MATERIAL FOR THIS TASK section start

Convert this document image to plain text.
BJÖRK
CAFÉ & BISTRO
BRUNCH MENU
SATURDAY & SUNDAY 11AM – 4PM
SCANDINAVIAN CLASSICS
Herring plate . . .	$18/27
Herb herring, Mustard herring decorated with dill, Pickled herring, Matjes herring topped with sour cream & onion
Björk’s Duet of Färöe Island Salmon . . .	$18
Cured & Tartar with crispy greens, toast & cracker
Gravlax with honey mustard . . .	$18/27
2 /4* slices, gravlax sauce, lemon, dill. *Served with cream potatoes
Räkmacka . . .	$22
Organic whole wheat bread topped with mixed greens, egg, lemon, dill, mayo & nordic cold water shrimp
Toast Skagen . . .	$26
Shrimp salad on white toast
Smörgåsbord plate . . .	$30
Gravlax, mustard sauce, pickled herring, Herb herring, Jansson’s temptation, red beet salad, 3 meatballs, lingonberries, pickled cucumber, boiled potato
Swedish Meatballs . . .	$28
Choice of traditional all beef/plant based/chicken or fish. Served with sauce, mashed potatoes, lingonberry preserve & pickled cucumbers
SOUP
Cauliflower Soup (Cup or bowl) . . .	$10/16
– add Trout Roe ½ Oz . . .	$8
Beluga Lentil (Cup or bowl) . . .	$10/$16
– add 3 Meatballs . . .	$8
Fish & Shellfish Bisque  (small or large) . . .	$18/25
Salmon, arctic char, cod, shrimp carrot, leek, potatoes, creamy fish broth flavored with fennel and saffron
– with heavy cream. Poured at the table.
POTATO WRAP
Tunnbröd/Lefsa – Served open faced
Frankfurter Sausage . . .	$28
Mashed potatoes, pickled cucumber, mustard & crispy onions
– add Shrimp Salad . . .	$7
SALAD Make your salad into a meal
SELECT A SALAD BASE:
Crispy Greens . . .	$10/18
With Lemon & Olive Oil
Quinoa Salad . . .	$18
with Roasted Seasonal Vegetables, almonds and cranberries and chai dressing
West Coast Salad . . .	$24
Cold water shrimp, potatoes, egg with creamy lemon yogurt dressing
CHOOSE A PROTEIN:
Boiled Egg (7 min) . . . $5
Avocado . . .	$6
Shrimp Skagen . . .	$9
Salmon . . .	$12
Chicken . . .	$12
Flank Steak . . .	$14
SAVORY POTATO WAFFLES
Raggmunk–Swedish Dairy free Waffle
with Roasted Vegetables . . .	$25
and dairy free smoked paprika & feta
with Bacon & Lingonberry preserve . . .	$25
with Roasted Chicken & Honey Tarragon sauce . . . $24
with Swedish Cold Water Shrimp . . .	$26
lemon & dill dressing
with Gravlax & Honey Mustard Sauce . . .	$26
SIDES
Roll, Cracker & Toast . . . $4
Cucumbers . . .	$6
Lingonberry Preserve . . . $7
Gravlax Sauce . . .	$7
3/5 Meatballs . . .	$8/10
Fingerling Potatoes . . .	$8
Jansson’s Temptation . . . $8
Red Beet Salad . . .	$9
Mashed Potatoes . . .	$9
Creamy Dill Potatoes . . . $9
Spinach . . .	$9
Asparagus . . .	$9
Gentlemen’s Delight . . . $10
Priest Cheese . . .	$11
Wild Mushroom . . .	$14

MATERIAL FOR THIS TASK section end

INSTRUCTIONS FOR THE TASK
In full and without change, transcribe the data above.

REPLY TO THE TASK
Convert this document image to plain text.
BJÖRK
CAFÉ & BISTRO
BRUNCH MENU
SATURDAY & SUNDAY 11AM – 4PM
SCANDINAVIAN CLASSICS
Herring plate . . .	$18/27
Herb herring, Mustard herring decorated with dill, Pickled herring, Matjes herring topped with sour cream & onion
Björk’s Duet of Färöe Island Salmon . . .	$18
Cured & Tartar with crispy greens, toast & cracker
Gravlax with honey mustard . . .	$18/27
2 /4* slices, gravlax sauce, lemon, dill. *Served with cream potatoes
Räkmacka . . .	$22
Organic whole wheat bread topped with mixed greens, egg, lemon, dill, mayo & nordic cold water shrimp
Toast Skagen . . .	$26
Shrimp salad on white toast
Smörgåsbord plate . . .	$30
Gravlax, mustard sauce, pickled herring, Herb herring, Jansson’s temptation, red beet salad, 3 meatballs, lingonberries, pickled cucumber, boiled potato
Swedish Meatballs . . .	$28
Choice of traditional all beef/plant based/chicken or fish. Served with sauce, mashed potatoes, lingonberry preserve & pickled cucumbers
SOUP
Cauliflower Soup (Cup or bowl) . . .	$10/16
– add Trout Roe ½ Oz . . .	$8
Beluga Lentil (Cup or bowl) . . .	$10/$16
– add 3 Meatballs . . .	$8
Fish & Shellfish Bisque  (small or large) . . .	$18/25
Salmon, arctic char, cod, shrimp carrot, leek, potatoes, creamy fish broth flavored with fennel and saffron
– with heavy cream. Poured at the table.
POTATO WRAP
Tunnbröd/Lefsa – Served open faced
Frankfurter Sausage . . .	$28
Mashed potatoes, pickled cucumber, mustard & crispy onions
– add Shrimp Salad . . .	$7
SALAD Make your salad into a meal
SELECT A SALAD BASE:
Crispy Greens . . .	$10/18
With Lemon & Olive Oil
Quinoa Salad . . .	$18
with Roasted Seasonal Vegetables, almonds and cranberries and chai dressing
West Coast Salad . . .	$24
Cold water shrimp, potatoes, egg with creamy lemon yogurt dressing
CHOOSE A PROTEIN:
Boiled Egg (7 min) . . . $5
Avocado . . .	$6
Shrimp Skagen . . .	$9
Salmon . . .	$12
Chicken . . .	$12
Flank Steak . . .	$14
SAVORY POTATO WAFFLES
Raggmunk–Swedish Dairy free Waffle
with Roasted Vegetables . . .	$25
and dairy free smoked paprika & feta
with Bacon & Lingonberry preserve . . .	$25
with Roasted Chicken & Honey Tarragon sauce . . . $24
with Swedish Cold Water Shrimp . . .	$26
lemon & dill dressing
with Gravlax & Honey Mustard Sauce . . .	$26
SIDES
Roll, Cracker & Toast . . . $4
Cucumbers . . .	$6
Lingonberry Preserve . . . $7
Gravlax Sauce . . .	$7
3/5 Meatballs . . .	$8/10
Fingerling Potatoes . . .	$8
Jansson’s Temptation . . . $8
Red Beet Salad . . .	$9
Mashed Potatoes . . .	$9
Creamy Dill Potatoes . . . $9
Spinach . . .	$9
Asparagus . . .	$9
Gentlemen’s Delight . . . $10
Priest Cheese . . .	$11
Wild Mushroom . . .	$14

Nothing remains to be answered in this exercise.